◆ EXERCISE DIRECTIONS: Take the entries below and print all of them exactly, please.
— Begin INFORMATION SHOWN —
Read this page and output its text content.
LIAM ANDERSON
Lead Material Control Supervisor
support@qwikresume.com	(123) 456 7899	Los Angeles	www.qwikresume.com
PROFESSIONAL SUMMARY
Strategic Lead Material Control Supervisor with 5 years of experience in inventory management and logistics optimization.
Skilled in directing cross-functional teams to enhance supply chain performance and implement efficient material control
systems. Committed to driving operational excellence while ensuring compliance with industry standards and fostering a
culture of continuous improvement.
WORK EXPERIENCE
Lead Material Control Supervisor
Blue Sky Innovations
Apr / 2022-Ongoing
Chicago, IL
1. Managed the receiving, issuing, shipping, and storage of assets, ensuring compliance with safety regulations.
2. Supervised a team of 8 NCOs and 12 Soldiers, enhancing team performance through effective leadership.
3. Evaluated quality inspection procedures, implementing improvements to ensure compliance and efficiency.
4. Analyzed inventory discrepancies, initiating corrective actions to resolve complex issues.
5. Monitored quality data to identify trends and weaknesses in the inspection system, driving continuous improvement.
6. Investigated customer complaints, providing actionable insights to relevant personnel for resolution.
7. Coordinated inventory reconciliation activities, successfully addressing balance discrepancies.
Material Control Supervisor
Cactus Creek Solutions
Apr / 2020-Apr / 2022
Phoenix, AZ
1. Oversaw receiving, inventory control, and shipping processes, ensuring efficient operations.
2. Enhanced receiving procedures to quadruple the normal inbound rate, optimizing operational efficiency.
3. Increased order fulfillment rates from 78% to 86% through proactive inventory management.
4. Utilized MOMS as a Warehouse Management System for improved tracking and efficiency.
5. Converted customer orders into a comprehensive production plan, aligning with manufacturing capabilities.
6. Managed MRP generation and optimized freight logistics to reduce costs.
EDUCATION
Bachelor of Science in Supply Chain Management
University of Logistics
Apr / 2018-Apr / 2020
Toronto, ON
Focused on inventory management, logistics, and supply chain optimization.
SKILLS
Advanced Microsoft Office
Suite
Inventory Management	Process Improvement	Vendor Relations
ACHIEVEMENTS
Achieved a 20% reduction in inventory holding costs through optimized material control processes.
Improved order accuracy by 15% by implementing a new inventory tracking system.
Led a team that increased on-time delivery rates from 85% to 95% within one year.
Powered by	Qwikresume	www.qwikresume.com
— End INFORMATION SHOWN —
◆ SOLUTION TO THIS EXERCISE:
Read this page and output its text content.
LIAM ANDERSON
Lead Material Control Supervisor
support@qwikresume.com	(123) 456 7899	Los Angeles	www.qwikresume.com
PROFESSIONAL SUMMARY
Strategic Lead Material Control Supervisor with 5 years of experience in inventory management and logistics optimization.
Skilled in directing cross-functional teams to enhance supply chain performance and implement efficient material control
systems. Committed to driving operational excellence while ensuring compliance with industry standards and fostering a
culture of continuous improvement.
WORK EXPERIENCE
Lead Material Control Supervisor
Blue Sky Innovations
Apr / 2022-Ongoing
Chicago, IL
1. Managed the receiving, issuing, shipping, and storage of assets, ensuring compliance with safety regulations.
2. Supervised a team of 8 NCOs and 12 Soldiers, enhancing team performance through effective leadership.
3. Evaluated quality inspection procedures, implementing improvements to ensure compliance and efficiency.
4. Analyzed inventory discrepancies, initiating corrective actions to resolve complex issues.
5. Monitored quality data to identify trends and weaknesses in the inspection system, driving continuous improvement.
6. Investigated customer complaints, providing actionable insights to relevant personnel for resolution.
7. Coordinated inventory reconciliation activities, successfully addressing balance discrepancies.
Material Control Supervisor
Cactus Creek Solutions
Apr / 2020-Apr / 2022
Phoenix, AZ
1. Oversaw receiving, inventory control, and shipping processes, ensuring efficient operations.
2. Enhanced receiving procedures to quadruple the normal inbound rate, optimizing operational efficiency.
3. Increased order fulfillment rates from 78% to 86% through proactive inventory management.
4. Utilized MOMS as a Warehouse Management System for improved tracking and efficiency.
5. Converted customer orders into a comprehensive production plan, aligning with manufacturing capabilities.
6. Managed MRP generation and optimized freight logistics to reduce costs.
EDUCATION
Bachelor of Science in Supply Chain Management
University of Logistics
Apr / 2018-Apr / 2020
Toronto, ON
Focused on inventory management, logistics, and supply chain optimization.
SKILLS
Advanced Microsoft Office
Suite
Inventory Management	Process Improvement	Vendor Relations
ACHIEVEMENTS
Achieved a 20% reduction in inventory holding costs through optimized material control processes.
Improved order accuracy by 15% by implementing a new inventory tracking system.
Led a team that increased on-time delivery rates from 85% to 95% within one year.
Powered by	Qwikresume	www.qwikresume.com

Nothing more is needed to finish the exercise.